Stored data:
◆ ◆ ◆ ◆
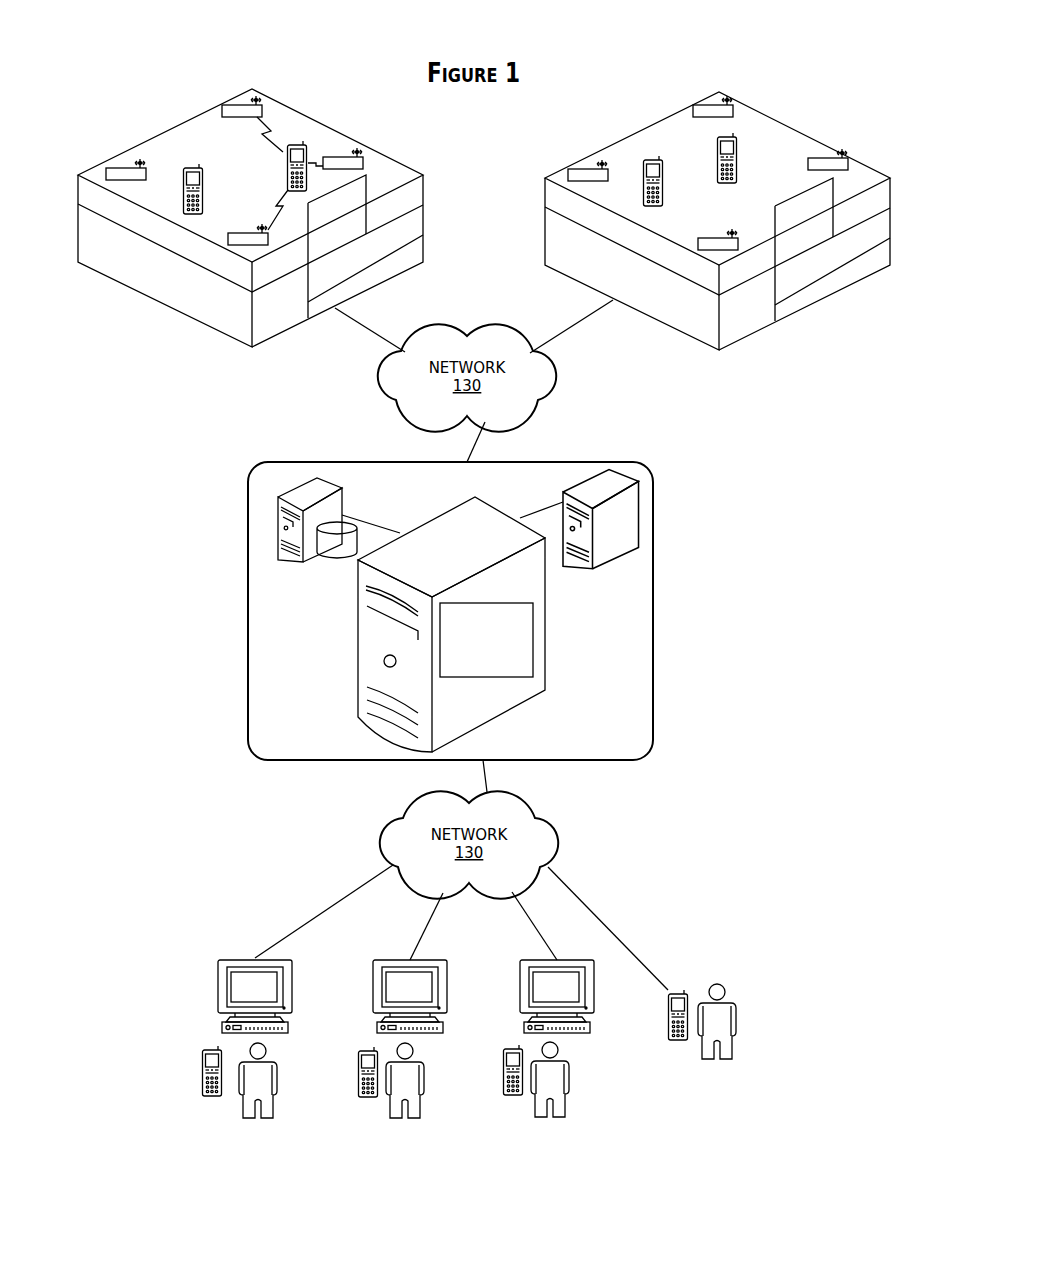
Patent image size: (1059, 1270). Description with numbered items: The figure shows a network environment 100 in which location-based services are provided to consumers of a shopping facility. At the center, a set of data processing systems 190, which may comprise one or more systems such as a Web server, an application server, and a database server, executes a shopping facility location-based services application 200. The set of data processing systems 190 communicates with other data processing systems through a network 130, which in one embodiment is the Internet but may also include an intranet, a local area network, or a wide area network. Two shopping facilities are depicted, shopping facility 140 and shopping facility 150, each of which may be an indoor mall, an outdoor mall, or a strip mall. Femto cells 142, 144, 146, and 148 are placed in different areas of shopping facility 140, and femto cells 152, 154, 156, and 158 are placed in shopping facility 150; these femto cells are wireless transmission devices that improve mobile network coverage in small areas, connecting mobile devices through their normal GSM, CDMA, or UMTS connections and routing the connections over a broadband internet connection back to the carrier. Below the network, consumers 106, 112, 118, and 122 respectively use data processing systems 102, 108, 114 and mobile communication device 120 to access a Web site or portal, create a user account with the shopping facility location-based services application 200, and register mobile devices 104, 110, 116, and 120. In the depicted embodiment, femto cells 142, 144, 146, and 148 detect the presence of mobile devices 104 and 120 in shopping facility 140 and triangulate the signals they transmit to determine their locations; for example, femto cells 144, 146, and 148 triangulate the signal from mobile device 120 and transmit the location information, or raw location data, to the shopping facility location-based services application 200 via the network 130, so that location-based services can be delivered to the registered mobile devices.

The network environment 100 is at (120, 61).
The data processing system 102 is at (216, 997).
The mobile device 104 is at (206, 170).
The consumer 106 is at (279, 1070).
The data processing system 108 is at (371, 993).
The mobile device 110 is at (669, 160).
The consumer 112 is at (426, 1065).
The data processing system 114 is at (518, 983).
The mobile device 116 is at (743, 138).
The consumer 118 is at (573, 1067).
The mobile communication device 120 is at (309, 142).
The consumer 122 is at (738, 1010).
The network 130 is at (461, 657).
The shopping facility 140 is at (162, 128).
The femto cell 142 is at (114, 167).
The femto cell 144 is at (239, 102).
The femto cell 146 is at (348, 155).
The femto cell 148 is at (246, 232).
The shopping facility 150 is at (641, 127).
The femto cell 152 is at (584, 167).
The femto cell 154 is at (734, 108).
The femto cell 156 is at (819, 157).
The femto cell 158 is at (707, 237).
The set of data processing systems 190 is at (239, 572).
The shopping facility location-based services application 200 is at (538, 615).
◆ ◆ ◆ ◆
Task details:
Could you set down the data exactly as given, minus its pictures?

Answer box:
Patent image size: (1059, 1270). Description with numbered items: The figure shows a network environment 100 in which location-based services are provided to consumers of a shopping facility. At the center, a set of data processing systems 190, which may comprise one or more systems such as a Web server, an application server, and a database server, executes a shopping facility location-based services application 200. The set of data processing systems 190 communicates with other data processing systems through a network 130, which in one embodiment is the Internet but may also include an intranet, a local area network, or a wide area network. Two shopping facilities are depicted, shopping facility 140 and shopping facility 150, each of which may be an indoor mall, an outdoor mall, or a strip mall. Femto cells 142, 144, 146, and 148 are placed in different areas of shopping facility 140, and femto cells 152, 154, 156, and 158 are placed in shopping facility 150; these femto cells are wireless transmission devices that improve mobile network coverage in small areas, connecting mobile devices through their normal GSM, CDMA, or UMTS connections and routing the connections over a broadband internet connection back to the carrier. Below the network, consumers 106, 112, 118, and 122 respectively use data processing systems 102, 108, 114 and mobile communication device 120 to access a Web site or portal, create a user account with the shopping facility location-based services application 200, and register mobile devices 104, 110, 116, and 120. In the depicted embodiment, femto cells 142, 144, 146, and 148 detect the presence of mobile devices 104 and 120 in shopping facility 140 and triangulate the signals they transmit to determine their locations; for example, femto cells 144, 146, and 148 triangulate the signal from mobile device 120 and transmit the location information, or raw location data, to the shopping facility location-based services application 200 via the network 130, so that location-based services can be delivered to the registered mobile devices.

The network environment 100 is at (120, 61).
The data processing system 102 is at (216, 997).
The mobile device 104 is at (206, 170).
The consumer 106 is at (279, 1070).
The data processing system 108 is at (371, 993).
The mobile device 110 is at (669, 160).
The consumer 112 is at (426, 1065).
The data processing system 114 is at (518, 983).
The mobile device 116 is at (743, 138).
The consumer 118 is at (573, 1067).
The mobile communication device 120 is at (309, 142).
The consumer 122 is at (738, 1010).
The network 130 is at (461, 657).
The shopping facility 140 is at (162, 128).
The femto cell 142 is at (114, 167).
The femto cell 144 is at (239, 102).
The femto cell 146 is at (348, 155).
The femto cell 148 is at (246, 232).
The shopping facility 150 is at (641, 127).
The femto cell 152 is at (584, 167).
The femto cell 154 is at (734, 108).
The femto cell 156 is at (819, 157).
The femto cell 158 is at (707, 237).
The set of data processing systems 190 is at (239, 572).
The shopping facility location-based services application 200 is at (538, 615).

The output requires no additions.